What you should do:
Print out the entries below with no edits.
--- Provided records ---
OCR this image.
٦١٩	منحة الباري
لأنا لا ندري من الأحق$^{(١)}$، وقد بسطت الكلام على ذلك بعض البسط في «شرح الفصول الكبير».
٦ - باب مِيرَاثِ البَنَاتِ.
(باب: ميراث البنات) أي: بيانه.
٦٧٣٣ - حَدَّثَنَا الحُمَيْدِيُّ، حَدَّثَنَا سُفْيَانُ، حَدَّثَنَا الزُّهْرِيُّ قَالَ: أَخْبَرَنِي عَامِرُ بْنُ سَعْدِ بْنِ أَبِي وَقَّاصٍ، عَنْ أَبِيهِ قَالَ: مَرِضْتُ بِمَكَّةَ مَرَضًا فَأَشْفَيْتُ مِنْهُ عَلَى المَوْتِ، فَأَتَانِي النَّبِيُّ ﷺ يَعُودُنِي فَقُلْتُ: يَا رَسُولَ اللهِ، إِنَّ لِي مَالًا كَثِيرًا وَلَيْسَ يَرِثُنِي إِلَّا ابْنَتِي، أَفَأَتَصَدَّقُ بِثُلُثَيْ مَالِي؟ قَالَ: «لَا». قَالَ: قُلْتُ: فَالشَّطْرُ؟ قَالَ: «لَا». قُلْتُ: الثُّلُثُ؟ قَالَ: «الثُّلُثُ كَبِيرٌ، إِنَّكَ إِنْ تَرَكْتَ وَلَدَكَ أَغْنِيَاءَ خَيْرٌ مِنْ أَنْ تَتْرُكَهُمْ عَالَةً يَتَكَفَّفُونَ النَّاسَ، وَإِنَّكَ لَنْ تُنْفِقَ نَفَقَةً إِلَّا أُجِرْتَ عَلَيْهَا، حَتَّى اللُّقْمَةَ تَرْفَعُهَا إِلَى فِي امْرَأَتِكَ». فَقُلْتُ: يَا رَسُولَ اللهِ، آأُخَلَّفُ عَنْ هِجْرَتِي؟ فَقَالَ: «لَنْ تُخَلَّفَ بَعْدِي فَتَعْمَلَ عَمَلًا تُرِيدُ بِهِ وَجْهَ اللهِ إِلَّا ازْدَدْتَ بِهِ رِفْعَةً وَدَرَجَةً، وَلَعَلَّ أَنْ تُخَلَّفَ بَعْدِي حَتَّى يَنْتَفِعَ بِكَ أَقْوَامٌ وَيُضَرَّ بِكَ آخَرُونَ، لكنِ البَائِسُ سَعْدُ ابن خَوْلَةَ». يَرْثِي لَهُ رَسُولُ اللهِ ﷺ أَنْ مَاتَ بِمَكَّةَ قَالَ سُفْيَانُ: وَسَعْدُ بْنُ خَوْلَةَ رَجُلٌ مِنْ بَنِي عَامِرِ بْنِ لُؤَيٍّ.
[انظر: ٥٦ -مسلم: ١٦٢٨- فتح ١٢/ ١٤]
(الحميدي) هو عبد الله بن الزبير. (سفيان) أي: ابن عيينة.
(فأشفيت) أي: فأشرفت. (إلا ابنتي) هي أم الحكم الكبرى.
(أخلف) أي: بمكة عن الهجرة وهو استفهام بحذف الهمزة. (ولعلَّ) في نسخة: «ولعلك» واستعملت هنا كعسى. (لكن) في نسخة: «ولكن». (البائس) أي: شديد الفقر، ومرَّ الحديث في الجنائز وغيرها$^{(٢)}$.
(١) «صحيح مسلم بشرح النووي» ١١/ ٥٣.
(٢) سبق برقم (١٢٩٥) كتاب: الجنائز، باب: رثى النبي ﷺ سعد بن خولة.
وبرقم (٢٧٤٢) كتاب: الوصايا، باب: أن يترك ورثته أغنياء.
---
Written response:
OCR this image.
٦١٩	منحة الباري
لأنا لا ندري من الأحق$^{(١)}$، وقد بسطت الكلام على ذلك بعض البسط في «شرح الفصول الكبير».
٦ - باب مِيرَاثِ البَنَاتِ.
(باب: ميراث البنات) أي: بيانه.
٦٧٣٣ - حَدَّثَنَا الحُمَيْدِيُّ، حَدَّثَنَا سُفْيَانُ، حَدَّثَنَا الزُّهْرِيُّ قَالَ: أَخْبَرَنِي عَامِرُ بْنُ سَعْدِ بْنِ أَبِي وَقَّاصٍ، عَنْ أَبِيهِ قَالَ: مَرِضْتُ بِمَكَّةَ مَرَضًا فَأَشْفَيْتُ مِنْهُ عَلَى المَوْتِ، فَأَتَانِي النَّبِيُّ ﷺ يَعُودُنِي فَقُلْتُ: يَا رَسُولَ اللهِ، إِنَّ لِي مَالًا كَثِيرًا وَلَيْسَ يَرِثُنِي إِلَّا ابْنَتِي، أَفَأَتَصَدَّقُ بِثُلُثَيْ مَالِي؟ قَالَ: «لَا». قَالَ: قُلْتُ: فَالشَّطْرُ؟ قَالَ: «لَا». قُلْتُ: الثُّلُثُ؟ قَالَ: «الثُّلُثُ كَبِيرٌ، إِنَّكَ إِنْ تَرَكْتَ وَلَدَكَ أَغْنِيَاءَ خَيْرٌ مِنْ أَنْ تَتْرُكَهُمْ عَالَةً يَتَكَفَّفُونَ النَّاسَ، وَإِنَّكَ لَنْ تُنْفِقَ نَفَقَةً إِلَّا أُجِرْتَ عَلَيْهَا، حَتَّى اللُّقْمَةَ تَرْفَعُهَا إِلَى فِي امْرَأَتِكَ». فَقُلْتُ: يَا رَسُولَ اللهِ، آأُخَلَّفُ عَنْ هِجْرَتِي؟ فَقَالَ: «لَنْ تُخَلَّفَ بَعْدِي فَتَعْمَلَ عَمَلًا تُرِيدُ بِهِ وَجْهَ اللهِ إِلَّا ازْدَدْتَ بِهِ رِفْعَةً وَدَرَجَةً، وَلَعَلَّ أَنْ تُخَلَّفَ بَعْدِي حَتَّى يَنْتَفِعَ بِكَ أَقْوَامٌ وَيُضَرَّ بِكَ آخَرُونَ، لكنِ البَائِسُ سَعْدُ ابن خَوْلَةَ». يَرْثِي لَهُ رَسُولُ اللهِ ﷺ أَنْ مَاتَ بِمَكَّةَ قَالَ سُفْيَانُ: وَسَعْدُ بْنُ خَوْلَةَ رَجُلٌ مِنْ بَنِي عَامِرِ بْنِ لُؤَيٍّ.
[انظر: ٥٦ -مسلم: ١٦٢٨- فتح ١٢/ ١٤]
(الحميدي) هو عبد الله بن الزبير. (سفيان) أي: ابن عيينة.
(فأشفيت) أي: فأشرفت. (إلا ابنتي) هي أم الحكم الكبرى.
(أخلف) أي: بمكة عن الهجرة وهو استفهام بحذف الهمزة. (ولعلَّ) في نسخة: «ولعلك» واستعملت هنا كعسى. (لكن) في نسخة: «ولكن». (البائس) أي: شديد الفقر، ومرَّ الحديث في الجنائز وغيرها$^{(٢)}$.
(١) «صحيح مسلم بشرح النووي» ١١/ ٥٣.
(٢) سبق برقم (١٢٩٥) كتاب: الجنائز، باب: رثى النبي ﷺ سعد بن خولة.
وبرقم (٢٧٤٢) كتاب: الوصايا، باب: أن يترك ورثته أغنياء.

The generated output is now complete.